Collected data
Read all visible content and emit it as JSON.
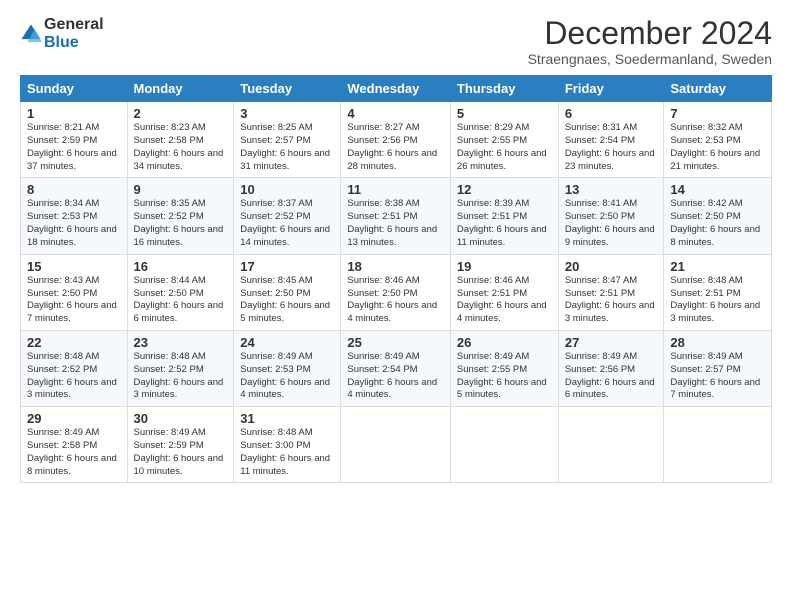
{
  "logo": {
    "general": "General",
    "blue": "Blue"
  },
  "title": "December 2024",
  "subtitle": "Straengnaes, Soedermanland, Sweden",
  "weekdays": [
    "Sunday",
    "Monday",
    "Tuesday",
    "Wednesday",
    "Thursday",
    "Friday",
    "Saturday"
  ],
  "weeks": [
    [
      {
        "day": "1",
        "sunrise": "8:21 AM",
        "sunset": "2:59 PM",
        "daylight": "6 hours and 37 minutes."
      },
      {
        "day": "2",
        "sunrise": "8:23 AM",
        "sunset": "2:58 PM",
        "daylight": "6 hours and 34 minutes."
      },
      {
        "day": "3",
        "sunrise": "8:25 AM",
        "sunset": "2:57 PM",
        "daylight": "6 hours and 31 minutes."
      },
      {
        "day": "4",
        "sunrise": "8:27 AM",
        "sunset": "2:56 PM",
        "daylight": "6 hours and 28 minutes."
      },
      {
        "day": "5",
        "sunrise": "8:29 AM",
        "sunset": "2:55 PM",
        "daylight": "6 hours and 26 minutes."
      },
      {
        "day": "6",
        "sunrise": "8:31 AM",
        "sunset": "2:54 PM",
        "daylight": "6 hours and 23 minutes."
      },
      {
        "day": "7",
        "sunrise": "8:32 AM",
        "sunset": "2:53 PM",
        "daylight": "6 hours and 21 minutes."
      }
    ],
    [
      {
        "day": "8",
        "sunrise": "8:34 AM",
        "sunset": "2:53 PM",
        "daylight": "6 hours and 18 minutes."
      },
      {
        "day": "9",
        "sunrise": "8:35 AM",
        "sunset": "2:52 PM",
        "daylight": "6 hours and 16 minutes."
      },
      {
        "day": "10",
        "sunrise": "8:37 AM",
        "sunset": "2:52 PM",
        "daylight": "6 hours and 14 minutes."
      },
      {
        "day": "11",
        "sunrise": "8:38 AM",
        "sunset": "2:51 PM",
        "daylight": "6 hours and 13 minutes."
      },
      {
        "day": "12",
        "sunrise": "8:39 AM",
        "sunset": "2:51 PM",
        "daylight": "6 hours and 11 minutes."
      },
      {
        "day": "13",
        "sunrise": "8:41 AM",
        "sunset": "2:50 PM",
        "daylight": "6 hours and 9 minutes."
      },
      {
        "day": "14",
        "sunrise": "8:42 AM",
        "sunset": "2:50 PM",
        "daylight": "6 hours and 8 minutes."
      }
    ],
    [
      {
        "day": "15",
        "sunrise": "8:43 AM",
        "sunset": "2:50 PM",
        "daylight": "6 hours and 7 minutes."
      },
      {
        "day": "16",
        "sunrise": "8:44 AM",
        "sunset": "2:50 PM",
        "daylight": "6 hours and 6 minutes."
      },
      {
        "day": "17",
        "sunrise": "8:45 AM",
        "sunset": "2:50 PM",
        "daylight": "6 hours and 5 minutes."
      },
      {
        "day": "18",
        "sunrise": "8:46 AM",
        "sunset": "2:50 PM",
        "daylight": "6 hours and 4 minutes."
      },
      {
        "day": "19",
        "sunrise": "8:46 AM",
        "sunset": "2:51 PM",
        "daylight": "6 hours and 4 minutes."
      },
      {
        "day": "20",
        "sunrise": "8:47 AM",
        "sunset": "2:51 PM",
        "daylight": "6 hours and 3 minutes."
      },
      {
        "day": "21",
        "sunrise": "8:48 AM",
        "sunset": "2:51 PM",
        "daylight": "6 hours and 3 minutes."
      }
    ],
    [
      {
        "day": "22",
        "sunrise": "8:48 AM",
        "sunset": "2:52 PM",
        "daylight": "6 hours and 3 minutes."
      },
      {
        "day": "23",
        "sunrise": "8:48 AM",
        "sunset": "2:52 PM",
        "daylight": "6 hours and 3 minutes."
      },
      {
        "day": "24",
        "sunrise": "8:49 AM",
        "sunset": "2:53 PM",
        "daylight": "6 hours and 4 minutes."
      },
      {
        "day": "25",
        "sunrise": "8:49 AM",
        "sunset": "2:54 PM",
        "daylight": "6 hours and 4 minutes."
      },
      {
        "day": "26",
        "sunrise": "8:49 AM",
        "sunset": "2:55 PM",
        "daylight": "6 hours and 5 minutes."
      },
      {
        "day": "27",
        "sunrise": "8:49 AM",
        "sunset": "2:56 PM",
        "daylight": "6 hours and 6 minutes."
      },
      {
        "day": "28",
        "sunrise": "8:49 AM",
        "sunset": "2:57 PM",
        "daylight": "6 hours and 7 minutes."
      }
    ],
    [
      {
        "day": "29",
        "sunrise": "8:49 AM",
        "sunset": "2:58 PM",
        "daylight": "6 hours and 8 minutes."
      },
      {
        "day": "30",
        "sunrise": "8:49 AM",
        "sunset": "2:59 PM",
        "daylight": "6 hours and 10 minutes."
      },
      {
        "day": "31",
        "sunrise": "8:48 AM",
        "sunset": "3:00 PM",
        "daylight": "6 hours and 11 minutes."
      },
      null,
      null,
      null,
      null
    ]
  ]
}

The request:
Print all entries exactly. The images do not belong in the copy.

Output for this task:
Read all visible content and emit it as JSON.
{
  "logo": {
    "general": "General",
    "blue": "Blue"
  },
  "title": "December 2024",
  "subtitle": "Straengnaes, Soedermanland, Sweden",
  "weekdays": [
    "Sunday",
    "Monday",
    "Tuesday",
    "Wednesday",
    "Thursday",
    "Friday",
    "Saturday"
  ],
  "weeks": [
    [
      {
        "day": "1",
        "sunrise": "8:21 AM",
        "sunset": "2:59 PM",
        "daylight": "6 hours and 37 minutes."
      },
      {
        "day": "2",
        "sunrise": "8:23 AM",
        "sunset": "2:58 PM",
        "daylight": "6 hours and 34 minutes."
      },
      {
        "day": "3",
        "sunrise": "8:25 AM",
        "sunset": "2:57 PM",
        "daylight": "6 hours and 31 minutes."
      },
      {
        "day": "4",
        "sunrise": "8:27 AM",
        "sunset": "2:56 PM",
        "daylight": "6 hours and 28 minutes."
      },
      {
        "day": "5",
        "sunrise": "8:29 AM",
        "sunset": "2:55 PM",
        "daylight": "6 hours and 26 minutes."
      },
      {
        "day": "6",
        "sunrise": "8:31 AM",
        "sunset": "2:54 PM",
        "daylight": "6 hours and 23 minutes."
      },
      {
        "day": "7",
        "sunrise": "8:32 AM",
        "sunset": "2:53 PM",
        "daylight": "6 hours and 21 minutes."
      }
    ],
    [
      {
        "day": "8",
        "sunrise": "8:34 AM",
        "sunset": "2:53 PM",
        "daylight": "6 hours and 18 minutes."
      },
      {
        "day": "9",
        "sunrise": "8:35 AM",
        "sunset": "2:52 PM",
        "daylight": "6 hours and 16 minutes."
      },
      {
        "day": "10",
        "sunrise": "8:37 AM",
        "sunset": "2:52 PM",
        "daylight": "6 hours and 14 minutes."
      },
      {
        "day": "11",
        "sunrise": "8:38 AM",
        "sunset": "2:51 PM",
        "daylight": "6 hours and 13 minutes."
      },
      {
        "day": "12",
        "sunrise": "8:39 AM",
        "sunset": "2:51 PM",
        "daylight": "6 hours and 11 minutes."
      },
      {
        "day": "13",
        "sunrise": "8:41 AM",
        "sunset": "2:50 PM",
        "daylight": "6 hours and 9 minutes."
      },
      {
        "day": "14",
        "sunrise": "8:42 AM",
        "sunset": "2:50 PM",
        "daylight": "6 hours and 8 minutes."
      }
    ],
    [
      {
        "day": "15",
        "sunrise": "8:43 AM",
        "sunset": "2:50 PM",
        "daylight": "6 hours and 7 minutes."
      },
      {
        "day": "16",
        "sunrise": "8:44 AM",
        "sunset": "2:50 PM",
        "daylight": "6 hours and 6 minutes."
      },
      {
        "day": "17",
        "sunrise": "8:45 AM",
        "sunset": "2:50 PM",
        "daylight": "6 hours and 5 minutes."
      },
      {
        "day": "18",
        "sunrise": "8:46 AM",
        "sunset": "2:50 PM",
        "daylight": "6 hours and 4 minutes."
      },
      {
        "day": "19",
        "sunrise": "8:46 AM",
        "sunset": "2:51 PM",
        "daylight": "6 hours and 4 minutes."
      },
      {
        "day": "20",
        "sunrise": "8:47 AM",
        "sunset": "2:51 PM",
        "daylight": "6 hours and 3 minutes."
      },
      {
        "day": "21",
        "sunrise": "8:48 AM",
        "sunset": "2:51 PM",
        "daylight": "6 hours and 3 minutes."
      }
    ],
    [
      {
        "day": "22",
        "sunrise": "8:48 AM",
        "sunset": "2:52 PM",
        "daylight": "6 hours and 3 minutes."
      },
      {
        "day": "23",
        "sunrise": "8:48 AM",
        "sunset": "2:52 PM",
        "daylight": "6 hours and 3 minutes."
      },
      {
        "day": "24",
        "sunrise": "8:49 AM",
        "sunset": "2:53 PM",
        "daylight": "6 hours and 4 minutes."
      },
      {
        "day": "25",
        "sunrise": "8:49 AM",
        "sunset": "2:54 PM",
        "daylight": "6 hours and 4 minutes."
      },
      {
        "day": "26",
        "sunrise": "8:49 AM",
        "sunset": "2:55 PM",
        "daylight": "6 hours and 5 minutes."
      },
      {
        "day": "27",
        "sunrise": "8:49 AM",
        "sunset": "2:56 PM",
        "daylight": "6 hours and 6 minutes."
      },
      {
        "day": "28",
        "sunrise": "8:49 AM",
        "sunset": "2:57 PM",
        "daylight": "6 hours and 7 minutes."
      }
    ],
    [
      {
        "day": "29",
        "sunrise": "8:49 AM",
        "sunset": "2:58 PM",
        "daylight": "6 hours and 8 minutes."
      },
      {
        "day": "30",
        "sunrise": "8:49 AM",
        "sunset": "2:59 PM",
        "daylight": "6 hours and 10 minutes."
      },
      {
        "day": "31",
        "sunrise": "8:48 AM",
        "sunset": "3:00 PM",
        "daylight": "6 hours and 11 minutes."
      },
      null,
      null,
      null,
      null
    ]
  ]
}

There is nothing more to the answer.